_Task brief_
From the listing below, extract each line containing the string "feel".

_Records to process_
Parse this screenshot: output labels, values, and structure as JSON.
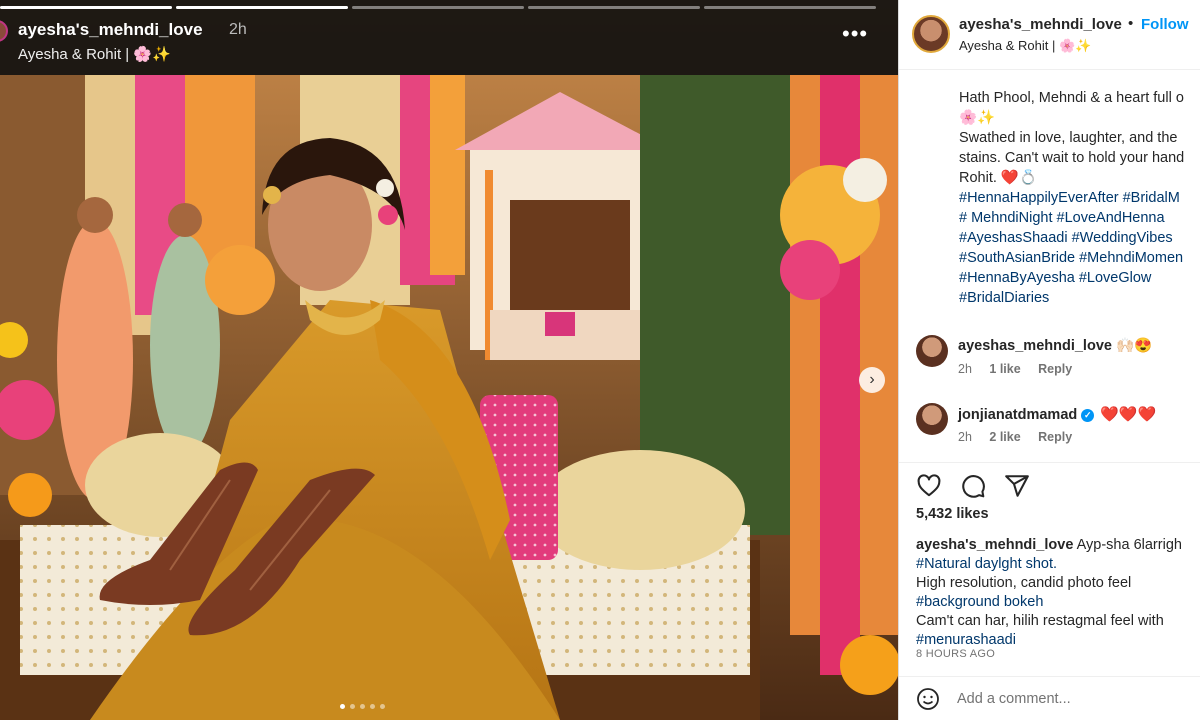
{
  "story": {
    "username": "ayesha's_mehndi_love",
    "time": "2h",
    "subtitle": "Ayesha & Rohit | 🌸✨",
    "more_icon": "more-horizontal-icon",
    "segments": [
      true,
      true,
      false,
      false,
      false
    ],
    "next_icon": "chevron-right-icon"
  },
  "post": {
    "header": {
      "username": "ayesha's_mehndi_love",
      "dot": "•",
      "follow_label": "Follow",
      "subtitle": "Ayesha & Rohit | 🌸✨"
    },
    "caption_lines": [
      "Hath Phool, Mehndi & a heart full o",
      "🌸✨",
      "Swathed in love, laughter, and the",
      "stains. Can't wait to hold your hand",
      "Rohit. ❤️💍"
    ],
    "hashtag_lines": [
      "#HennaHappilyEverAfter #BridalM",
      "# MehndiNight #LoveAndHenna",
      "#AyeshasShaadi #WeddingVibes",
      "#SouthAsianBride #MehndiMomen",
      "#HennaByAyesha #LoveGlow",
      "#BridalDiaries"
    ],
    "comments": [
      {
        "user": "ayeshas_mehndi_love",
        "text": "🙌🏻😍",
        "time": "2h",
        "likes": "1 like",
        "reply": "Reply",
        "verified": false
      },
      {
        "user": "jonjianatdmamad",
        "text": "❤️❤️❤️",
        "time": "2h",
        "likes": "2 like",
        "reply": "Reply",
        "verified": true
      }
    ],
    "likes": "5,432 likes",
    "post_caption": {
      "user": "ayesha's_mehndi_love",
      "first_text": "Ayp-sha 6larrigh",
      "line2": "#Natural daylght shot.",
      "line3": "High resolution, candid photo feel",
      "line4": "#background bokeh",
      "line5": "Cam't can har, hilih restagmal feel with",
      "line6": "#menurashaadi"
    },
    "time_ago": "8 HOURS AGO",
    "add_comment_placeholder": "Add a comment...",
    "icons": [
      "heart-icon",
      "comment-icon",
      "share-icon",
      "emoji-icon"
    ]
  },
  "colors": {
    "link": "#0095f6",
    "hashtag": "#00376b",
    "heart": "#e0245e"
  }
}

---

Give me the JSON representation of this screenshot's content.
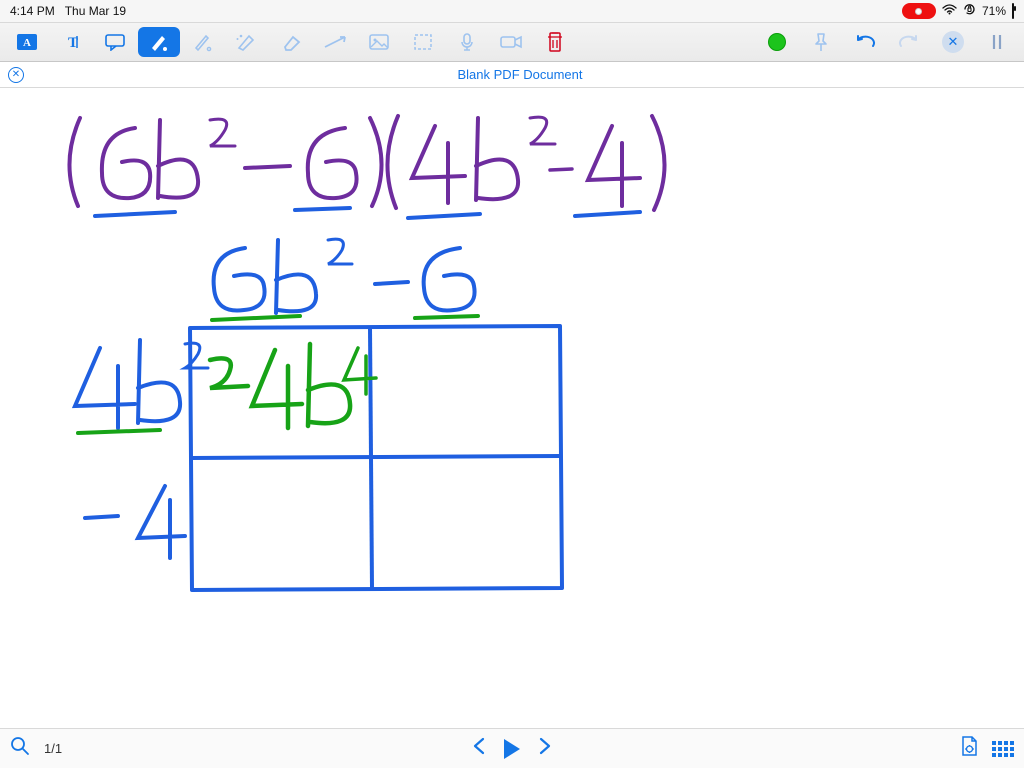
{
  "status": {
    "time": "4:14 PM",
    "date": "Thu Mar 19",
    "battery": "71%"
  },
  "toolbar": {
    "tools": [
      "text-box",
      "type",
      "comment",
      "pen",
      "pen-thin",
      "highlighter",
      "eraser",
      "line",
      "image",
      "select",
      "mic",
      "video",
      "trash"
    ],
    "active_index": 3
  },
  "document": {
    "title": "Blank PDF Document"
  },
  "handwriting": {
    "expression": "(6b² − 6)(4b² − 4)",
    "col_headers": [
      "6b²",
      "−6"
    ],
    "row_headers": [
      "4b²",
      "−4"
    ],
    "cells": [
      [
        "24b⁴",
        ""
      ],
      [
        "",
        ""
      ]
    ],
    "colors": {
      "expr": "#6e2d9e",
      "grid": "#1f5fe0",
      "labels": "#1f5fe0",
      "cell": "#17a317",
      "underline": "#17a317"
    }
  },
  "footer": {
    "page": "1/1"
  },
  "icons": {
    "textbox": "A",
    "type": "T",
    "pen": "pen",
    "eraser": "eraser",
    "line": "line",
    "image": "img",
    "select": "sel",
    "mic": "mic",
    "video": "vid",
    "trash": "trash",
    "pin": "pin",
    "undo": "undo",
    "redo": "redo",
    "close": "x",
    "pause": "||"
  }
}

_Output below_
      "line3": "High resolution, candid photo feel",
      "line5": "Cam't can har, hilih restagmal feel with",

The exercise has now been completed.